*** Opening of Data supplied ***
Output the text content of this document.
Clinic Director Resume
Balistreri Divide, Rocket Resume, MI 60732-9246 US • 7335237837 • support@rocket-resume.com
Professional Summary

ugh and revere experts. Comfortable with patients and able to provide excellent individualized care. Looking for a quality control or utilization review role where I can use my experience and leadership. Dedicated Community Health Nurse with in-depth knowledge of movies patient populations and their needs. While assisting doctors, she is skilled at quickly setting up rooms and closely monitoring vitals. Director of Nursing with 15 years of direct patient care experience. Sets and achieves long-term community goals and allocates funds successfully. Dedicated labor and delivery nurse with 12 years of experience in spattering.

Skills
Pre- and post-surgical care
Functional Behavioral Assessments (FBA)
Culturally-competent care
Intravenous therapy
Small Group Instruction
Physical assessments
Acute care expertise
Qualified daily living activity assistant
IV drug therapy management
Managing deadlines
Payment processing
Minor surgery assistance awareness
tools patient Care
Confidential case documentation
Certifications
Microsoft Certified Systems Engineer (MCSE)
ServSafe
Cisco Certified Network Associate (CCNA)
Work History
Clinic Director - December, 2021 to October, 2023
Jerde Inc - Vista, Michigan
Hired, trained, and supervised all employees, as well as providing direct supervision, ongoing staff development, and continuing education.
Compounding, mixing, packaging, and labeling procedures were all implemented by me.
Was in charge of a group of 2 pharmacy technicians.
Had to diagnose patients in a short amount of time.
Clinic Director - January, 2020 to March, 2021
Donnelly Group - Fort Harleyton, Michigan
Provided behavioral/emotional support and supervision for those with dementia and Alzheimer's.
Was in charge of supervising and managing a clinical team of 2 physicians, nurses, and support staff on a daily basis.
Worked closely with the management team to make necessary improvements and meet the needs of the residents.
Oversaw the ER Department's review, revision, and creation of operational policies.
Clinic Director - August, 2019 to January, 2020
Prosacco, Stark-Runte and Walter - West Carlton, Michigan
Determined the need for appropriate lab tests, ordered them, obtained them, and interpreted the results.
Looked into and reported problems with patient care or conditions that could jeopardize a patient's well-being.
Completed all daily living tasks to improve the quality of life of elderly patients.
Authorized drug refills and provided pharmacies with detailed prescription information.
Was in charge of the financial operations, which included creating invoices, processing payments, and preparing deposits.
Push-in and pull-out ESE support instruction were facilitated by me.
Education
*** Close of Data supplied ***
### [Work instructions]
Go through the records and copy each one exactly.

### [Written answer]
Output the text content of this document.
Clinic Director Resume
Balistreri Divide, Rocket Resume, MI 60732-9246 US • 7335237837 • support@rocket-resume.com
Professional Summary

ugh and revere experts. Comfortable with patients and able to provide excellent individualized care. Looking for a quality control or utilization review role where I can use my experience and leadership. Dedicated Community Health Nurse with in-depth knowledge of movies patient populations and their needs. While assisting doctors, she is skilled at quickly setting up rooms and closely monitoring vitals. Director of Nursing with 15 years of direct patient care experience. Sets and achieves long-term community goals and allocates funds successfully. Dedicated labor and delivery nurse with 12 years of experience in spattering.

Skills
Pre- and post-surgical care
Functional Behavioral Assessments (FBA)
Culturally-competent care
Intravenous therapy
Small Group Instruction
Physical assessments
Acute care expertise
Qualified daily living activity assistant
IV drug therapy management
Managing deadlines
Payment processing
Minor surgery assistance awareness
tools patient Care
Confidential case documentation
Certifications
Microsoft Certified Systems Engineer (MCSE)
ServSafe
Cisco Certified Network Associate (CCNA)
Work History
Clinic Director - December, 2021 to October, 2023
Jerde Inc - Vista, Michigan
Hired, trained, and supervised all employees, as well as providing direct supervision, ongoing staff development, and continuing education.
Compounding, mixing, packaging, and labeling procedures were all implemented by me.
Was in charge of a group of 2 pharmacy technicians.
Had to diagnose patients in a short amount of time.
Clinic Director - January, 2020 to March, 2021
Donnelly Group - Fort Harleyton, Michigan
Provided behavioral/emotional support and supervision for those with dementia and Alzheimer's.
Was in charge of supervising and managing a clinical team of 2 physicians, nurses, and support staff on a daily basis.
Worked closely with the management team to make necessary improvements and meet the needs of the residents.
Oversaw the ER Department's review, revision, and creation of operational policies.
Clinic Director - August, 2019 to January, 2020
Prosacco, Stark-Runte and Walter - West Carlton, Michigan
Determined the need for appropriate lab tests, ordered them, obtained them, and interpreted the results.
Looked into and reported problems with patient care or conditions that could jeopardize a patient's well-being.
Completed all daily living tasks to improve the quality of life of elderly patients.
Authorized drug refills and provided pharmacies with detailed prescription information.
Was in charge of the financial operations, which included creating invoices, processing payments, and preparing deposits.
Push-in and pull-out ESE support instruction were facilitated by me.
Education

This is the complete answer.